Text excerpt:
○ ○ ○ ○

Handle: a reduction that also allows further reductions back to the start symbol

  • handles always appear at the top of the stack
  • never to the left of the rightmost non-terminal

Bottom-up parsing algorithms are based on recognizing handles

viable prefix

Def. $\alpha$ is a viable prefix if there is an $\omega$ such that $\alpha|\omega$ is a state of a shift-reduce parser

  • a viable prefix does not extend past the right end of the handle
  • viable prefix is a prefix of the handle
  • as long as a parser has viable prefixes on the stack no parsing error has been detected

For any grammar, the set of viable prefixes is a regular language

Recognizing VP

steps:

  • add a dummy production $S^{’}\rightarrow S$ to $G$

  • The NFA states are the items of $G$

  • for item $E\rightarrow \alpha .X\beta$ add transition: $$ (E\rightarrow \alpha.X\beta)\rightarrow^{X}(E\rightarrow \alpha X.\beta) $$

  • For item $E\rightarrow \alpha.X\beta$ and production $X\rightarrow \gamma$ add $$ (E\rightarrow \alpha.X\beta)\rightarrow^{\epsilon}(X\rightarrow.\gamma) $$

  • every state is an accepting state

  • start state is $S^{’}\rightarrow .S$

LR(0) Parsing

LR(0) Parsing steps:

  • LR(0) Parsing: Assume
    • stack contains $\alpha$
    • next input is $t$
    • DFA on input $\alpha$ terminates in state $s$
  • Reduce by $X\rightarrow\beta$ if
    • $s$ contains item $X\rightarrow\beta.$
  • Shift if
    • $s$ contains item $X\rightarrow\beta.t\omega$
    • equivalent to saying $s$ has a transition labeled $t$
  • LR(0) gas a reduce/reduce conflict if:
    • any state has two reduce items
    • $X\rightarrow \beta.$ and $Y\rightarrow \omega$
  • LR(0) has a shift/reduce conflict if:
    • any state has a reduce item and a shift item
    • $X\rightarrow \beta.$ and $Y\rightarrow\omega .t \delta$

SLR Parsing

simple left-to-right right-most parsing

  • Assume
    • stack contains $\alpha$
    • next input is $t$
    • DFA on input $\alpha$ terminates in state $s$
  • Reduce by $X\rightarrow\beta$ if
    • $s$ contains item $X\rightarrow\beta.$ and $t\in Follow(X)$
  • Shift if
    • $s$ contains item $X\rightarrow\beta.t\omega$
    • equivalent to saying $s$ has a transition labeled $t$
  • LR(0) gas a reduce/reduce conflict if:
    • any state has two reduce items
    • $X\rightarrow \beta.$ and $Y\rightarrow \omega$
  • LR(0) has a shift/reduce conflict if:
    • any state has a reduce item and a shift item
    • $X\rightarrow \beta.$ and $Y\rightarrow\omega .t \delta$

steps:

  • let $M$ be DFA for viable prefixes of $G$
  • let $|x_1…x_n$$ be initial configuration
  • repeat until configuration is $S|$$
    • let $\alpha|\omega$ be current configuration
    • run $M$ on current stack $\alpha$
    • if $M$ rejects $\alpha$, report parsing error
    • if $M$ accepts $\alpha$ with items $I$, let $a$ be next input
      • shift if $X\rightarrow \beta.a\gamma\in I$
      • reduce if $X\rightarrow \beta.\in I$ and $a\in Follow(X)$
      • report parsing error if neither applies
Improvement

change stack to contain pairs $$ <Symbol,DFA\space State> $$ the bottom of the stack is $<any, start>$ where

  • $any$ is any dummy symbol

  • $start$ is the start of state of the DFA

  • Define $goto[i,A]=j$ if $state_i\rightarrow^{A}state_j$

  • $goto$ is just the transition function of the DFA

Semantic Analysis

last “front end” phase

catches all remaining errors

Scope

matching identifier declarations with uses

the scope of an identifier is the portion of a program in which that identifier is accessible

most languages have static scope: scope depends only on the program text, not run-time behavior

a few languages are dynamically scoped: scope depends on execution of the program

Symbol Tables

much of semantic analysis can be expressed as a recursive descent of an AST

A symbol table is a data structure that tracks the current bindings of identifiers

Types

  • the notion varies from language to language
  • consensus
    • a set of values
    • a set of operations on those values
  • classes are one instantiation of the modern notion of type

the goal of type checking is to ensure that operations are used with the correct types

three kinds of languages:

  • Statically typed: all or almost all checking of types is done as part of compilation (C, Java)

○ ○ ○ ○

Data excerpts:
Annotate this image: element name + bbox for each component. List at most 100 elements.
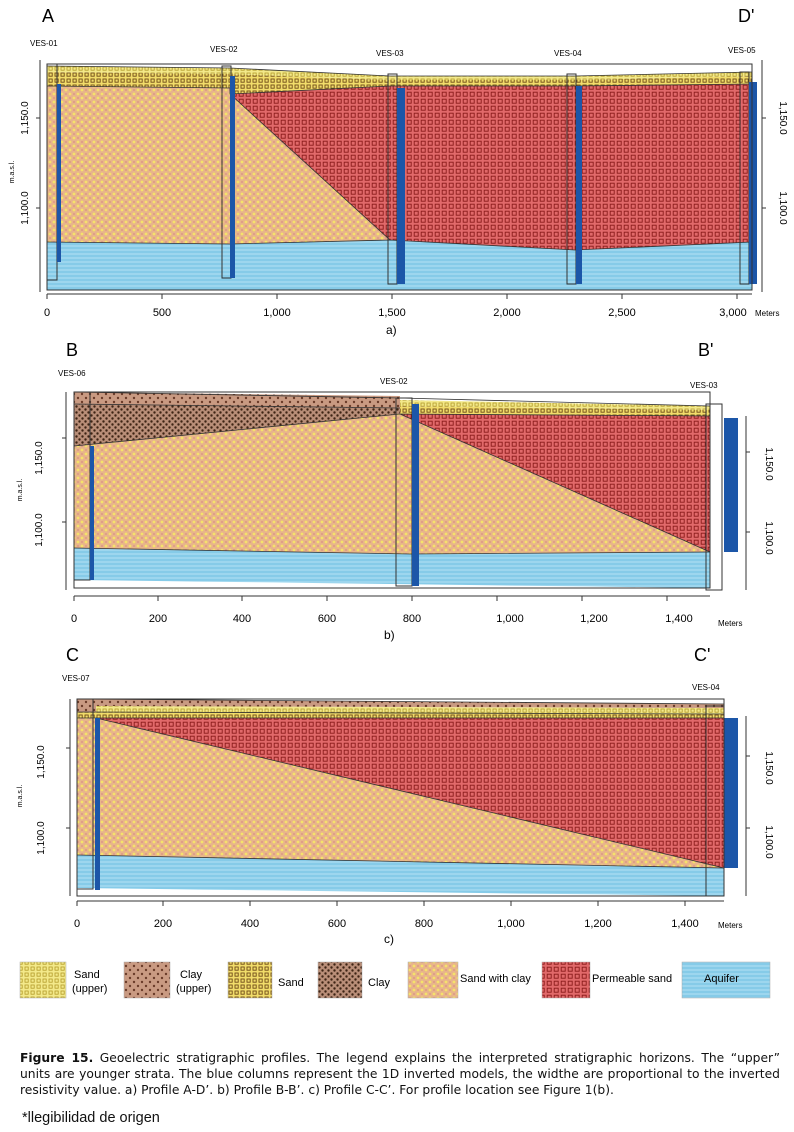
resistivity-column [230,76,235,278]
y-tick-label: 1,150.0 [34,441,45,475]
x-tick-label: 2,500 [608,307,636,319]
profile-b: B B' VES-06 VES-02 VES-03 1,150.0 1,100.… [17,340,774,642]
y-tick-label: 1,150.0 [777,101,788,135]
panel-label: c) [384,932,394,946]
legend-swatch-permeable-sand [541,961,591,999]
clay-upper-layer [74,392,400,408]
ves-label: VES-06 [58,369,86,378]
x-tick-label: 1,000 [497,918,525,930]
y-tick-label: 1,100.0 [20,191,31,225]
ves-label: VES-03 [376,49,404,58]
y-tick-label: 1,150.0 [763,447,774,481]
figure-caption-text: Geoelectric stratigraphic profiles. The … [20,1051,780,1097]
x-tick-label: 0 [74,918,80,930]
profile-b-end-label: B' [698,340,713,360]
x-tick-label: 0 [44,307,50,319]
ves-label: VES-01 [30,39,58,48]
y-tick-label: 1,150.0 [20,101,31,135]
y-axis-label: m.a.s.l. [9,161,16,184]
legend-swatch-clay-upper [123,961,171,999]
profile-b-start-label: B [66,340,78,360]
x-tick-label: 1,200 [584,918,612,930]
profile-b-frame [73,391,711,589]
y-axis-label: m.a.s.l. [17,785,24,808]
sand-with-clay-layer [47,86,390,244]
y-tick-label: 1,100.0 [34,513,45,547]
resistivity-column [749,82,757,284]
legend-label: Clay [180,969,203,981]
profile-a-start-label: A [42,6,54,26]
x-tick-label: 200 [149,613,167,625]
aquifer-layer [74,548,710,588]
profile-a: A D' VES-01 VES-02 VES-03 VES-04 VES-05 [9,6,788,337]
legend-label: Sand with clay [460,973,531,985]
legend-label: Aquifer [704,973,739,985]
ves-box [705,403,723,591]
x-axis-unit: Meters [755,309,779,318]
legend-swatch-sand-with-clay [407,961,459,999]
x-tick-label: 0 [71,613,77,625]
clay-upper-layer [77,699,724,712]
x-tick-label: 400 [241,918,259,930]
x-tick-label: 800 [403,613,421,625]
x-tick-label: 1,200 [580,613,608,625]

○ ○ ○ ○

Written problem 1:
Decide whether each statement agrees with the parsing notes. Answer yes or no for each, and quote the words of the notes that settle it.
(a) When building the automaton that recognizes viable prefixes, every state is an accepting state.
(b) Most languages are dynamically scoped.
(c) A symbol table tracks the current bindings of identifiers.
Written problem 2: Reproduce word for word the passage of the parsing notes that begins at the words "the goal of" and stops after the words "compilation (C, Java)".
Use only the parsing notes to respond.

Problem solution 1:
(a) Yes: "every state is an accepting state"
(b) No: "most languages have static scope: scope depends only on the program text, not run-time behavior"
(c) Yes: "A symbol table is a data structure that tracks the current bindings of identifiers"

Problem solution 2:
the goal of type checking is to ensure that operations are used with the correct types

three kinds of languages:

  • Statically typed: all or almost all checking of types is done as part of compilation (C, Java)